* WHAT YOU SHOULD DO: Every record must be written out once more, with nothing added or omitted.

* Entries from a dataset:
----
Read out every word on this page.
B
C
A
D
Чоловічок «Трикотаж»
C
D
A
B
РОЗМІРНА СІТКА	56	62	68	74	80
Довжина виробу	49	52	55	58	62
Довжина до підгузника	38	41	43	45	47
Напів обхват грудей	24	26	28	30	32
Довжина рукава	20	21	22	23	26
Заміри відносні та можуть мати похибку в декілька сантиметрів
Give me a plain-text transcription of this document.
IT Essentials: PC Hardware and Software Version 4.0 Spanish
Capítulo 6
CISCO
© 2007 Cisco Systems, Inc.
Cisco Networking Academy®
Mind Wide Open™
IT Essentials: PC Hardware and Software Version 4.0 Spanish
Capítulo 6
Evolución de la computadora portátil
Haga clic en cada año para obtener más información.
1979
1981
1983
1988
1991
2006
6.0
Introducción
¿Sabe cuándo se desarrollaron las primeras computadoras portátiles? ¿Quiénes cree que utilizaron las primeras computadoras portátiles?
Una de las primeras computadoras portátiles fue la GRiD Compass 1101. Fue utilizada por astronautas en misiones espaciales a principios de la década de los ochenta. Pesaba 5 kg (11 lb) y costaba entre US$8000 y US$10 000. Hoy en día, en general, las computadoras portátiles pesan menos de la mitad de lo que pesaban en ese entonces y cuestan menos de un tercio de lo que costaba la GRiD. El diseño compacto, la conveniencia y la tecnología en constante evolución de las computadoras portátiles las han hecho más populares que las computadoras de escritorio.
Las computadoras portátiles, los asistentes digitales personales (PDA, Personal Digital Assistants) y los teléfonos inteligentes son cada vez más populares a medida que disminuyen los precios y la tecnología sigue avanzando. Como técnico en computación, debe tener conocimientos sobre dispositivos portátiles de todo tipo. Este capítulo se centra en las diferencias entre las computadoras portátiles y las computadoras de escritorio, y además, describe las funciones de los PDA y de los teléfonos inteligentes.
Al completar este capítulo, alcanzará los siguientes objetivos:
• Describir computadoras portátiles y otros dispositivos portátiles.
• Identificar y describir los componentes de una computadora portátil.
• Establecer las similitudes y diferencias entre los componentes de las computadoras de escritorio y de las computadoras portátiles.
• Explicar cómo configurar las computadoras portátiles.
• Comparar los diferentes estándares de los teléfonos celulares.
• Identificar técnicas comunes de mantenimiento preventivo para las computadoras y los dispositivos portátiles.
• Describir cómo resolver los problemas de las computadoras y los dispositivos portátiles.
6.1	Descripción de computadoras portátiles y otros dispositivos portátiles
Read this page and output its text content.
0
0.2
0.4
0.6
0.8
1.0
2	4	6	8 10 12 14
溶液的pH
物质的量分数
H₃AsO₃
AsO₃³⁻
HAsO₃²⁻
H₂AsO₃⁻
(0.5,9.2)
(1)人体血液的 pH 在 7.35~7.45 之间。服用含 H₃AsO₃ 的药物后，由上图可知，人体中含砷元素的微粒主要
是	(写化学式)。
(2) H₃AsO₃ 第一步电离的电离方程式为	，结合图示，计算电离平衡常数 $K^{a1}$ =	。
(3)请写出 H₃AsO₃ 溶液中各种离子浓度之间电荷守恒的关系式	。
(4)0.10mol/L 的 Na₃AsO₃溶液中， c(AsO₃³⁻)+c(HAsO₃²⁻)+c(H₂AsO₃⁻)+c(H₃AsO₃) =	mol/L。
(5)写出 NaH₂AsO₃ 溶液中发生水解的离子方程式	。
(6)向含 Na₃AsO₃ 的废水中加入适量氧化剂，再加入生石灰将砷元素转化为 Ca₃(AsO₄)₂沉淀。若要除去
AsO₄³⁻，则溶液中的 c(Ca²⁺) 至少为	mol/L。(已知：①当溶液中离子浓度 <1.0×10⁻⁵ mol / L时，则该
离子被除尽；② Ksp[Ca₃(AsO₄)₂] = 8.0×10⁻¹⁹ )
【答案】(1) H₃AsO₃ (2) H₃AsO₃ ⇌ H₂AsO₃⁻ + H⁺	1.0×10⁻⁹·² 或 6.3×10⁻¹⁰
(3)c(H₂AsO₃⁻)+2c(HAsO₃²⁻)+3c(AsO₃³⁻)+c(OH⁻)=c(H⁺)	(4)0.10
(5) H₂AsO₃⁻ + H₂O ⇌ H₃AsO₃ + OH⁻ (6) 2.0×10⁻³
----
* THE COMPLETED TASK:
Read out every word on this page.
B
C
A
D
Чоловічок «Трикотаж»
C
D
A
B
РОЗМІРНА СІТКА	56	62	68	74	80
Довжина виробу	49	52	55	58	62
Довжина до підгузника	38	41	43	45	47
Напів обхват грудей	24	26	28	30	32
Довжина рукава	20	21	22	23	26
Заміри відносні та можуть мати похибку в декілька сантиметрів
Give me a plain-text transcription of this document.
IT Essentials: PC Hardware and Software Version 4.0 Spanish
Capítulo 6
CISCO
© 2007 Cisco Systems, Inc.
Cisco Networking Academy®
Mind Wide Open™
IT Essentials: PC Hardware and Software Version 4.0 Spanish
Capítulo 6
Evolución de la computadora portátil
Haga clic en cada año para obtener más información.
1979
1981
1983
1988
1991
2006
6.0
Introducción
¿Sabe cuándo se desarrollaron las primeras computadoras portátiles? ¿Quiénes cree que utilizaron las primeras computadoras portátiles?
Una de las primeras computadoras portátiles fue la GRiD Compass 1101. Fue utilizada por astronautas en misiones espaciales a principios de la década de los ochenta. Pesaba 5 kg (11 lb) y costaba entre US$8000 y US$10 000. Hoy en día, en general, las computadoras portátiles pesan menos de la mitad de lo que pesaban en ese entonces y cuestan menos de un tercio de lo que costaba la GRiD. El diseño compacto, la conveniencia y la tecnología en constante evolución de las computadoras portátiles las han hecho más populares que las computadoras de escritorio.
Las computadoras portátiles, los asistentes digitales personales (PDA, Personal Digital Assistants) y los teléfonos inteligentes son cada vez más populares a medida que disminuyen los precios y la tecnología sigue avanzando. Como técnico en computación, debe tener conocimientos sobre dispositivos portátiles de todo tipo. Este capítulo se centra en las diferencias entre las computadoras portátiles y las computadoras de escritorio, y además, describe las funciones de los PDA y de los teléfonos inteligentes.
Al completar este capítulo, alcanzará los siguientes objetivos:
• Describir computadoras portátiles y otros dispositivos portátiles.
• Identificar y describir los componentes de una computadora portátil.
• Establecer las similitudes y diferencias entre los componentes de las computadoras de escritorio y de las computadoras portátiles.
• Explicar cómo configurar las computadoras portátiles.
• Comparar los diferentes estándares de los teléfonos celulares.
• Identificar técnicas comunes de mantenimiento preventivo para las computadoras y los dispositivos portátiles.
• Describir cómo resolver los problemas de las computadoras y los dispositivos portátiles.
6.1	Descripción de computadoras portátiles y otros dispositivos portátiles
Read this page and output its text content.
0
0.2
0.4
0.6
0.8
1.0
2	4	6	8 10 12 14
溶液的pH
物质的量分数
H₃AsO₃
AsO₃³⁻
HAsO₃²⁻
H₂AsO₃⁻
(0.5,9.2)
(1)人体血液的 pH 在 7.35~7.45 之间。服用含 H₃AsO₃ 的药物后，由上图可知，人体中含砷元素的微粒主要
是	(写化学式)。
(2) H₃AsO₃ 第一步电离的电离方程式为	，结合图示，计算电离平衡常数 $K^{a1}$ =	。
(3)请写出 H₃AsO₃ 溶液中各种离子浓度之间电荷守恒的关系式	。
(4)0.10mol/L 的 Na₃AsO₃溶液中， c(AsO₃³⁻)+c(HAsO₃²⁻)+c(H₂AsO₃⁻)+c(H₃AsO₃) =	mol/L。
(5)写出 NaH₂AsO₃ 溶液中发生水解的离子方程式	。
(6)向含 Na₃AsO₃ 的废水中加入适量氧化剂，再加入生石灰将砷元素转化为 Ca₃(AsO₄)₂沉淀。若要除去
AsO₄³⁻，则溶液中的 c(Ca²⁺) 至少为	mol/L。(已知：①当溶液中离子浓度 <1.0×10⁻⁵ mol / L时，则该
离子被除尽；② Ksp[Ca₃(AsO₄)₂] = 8.0×10⁻¹⁹ )
【答案】(1) H₃AsO₃ (2) H₃AsO₃ ⇌ H₂AsO₃⁻ + H⁺	1.0×10⁻⁹·² 或 6.3×10⁻¹⁰
(3)c(H₂AsO₃⁻)+2c(HAsO₃²⁻)+3c(AsO₃³⁻)+c(OH⁻)=c(H⁺)	(4)0.10
(5) H₂AsO₃⁻ + H₂O ⇌ H₃AsO₃ + OH⁻ (6) 2.0×10⁻³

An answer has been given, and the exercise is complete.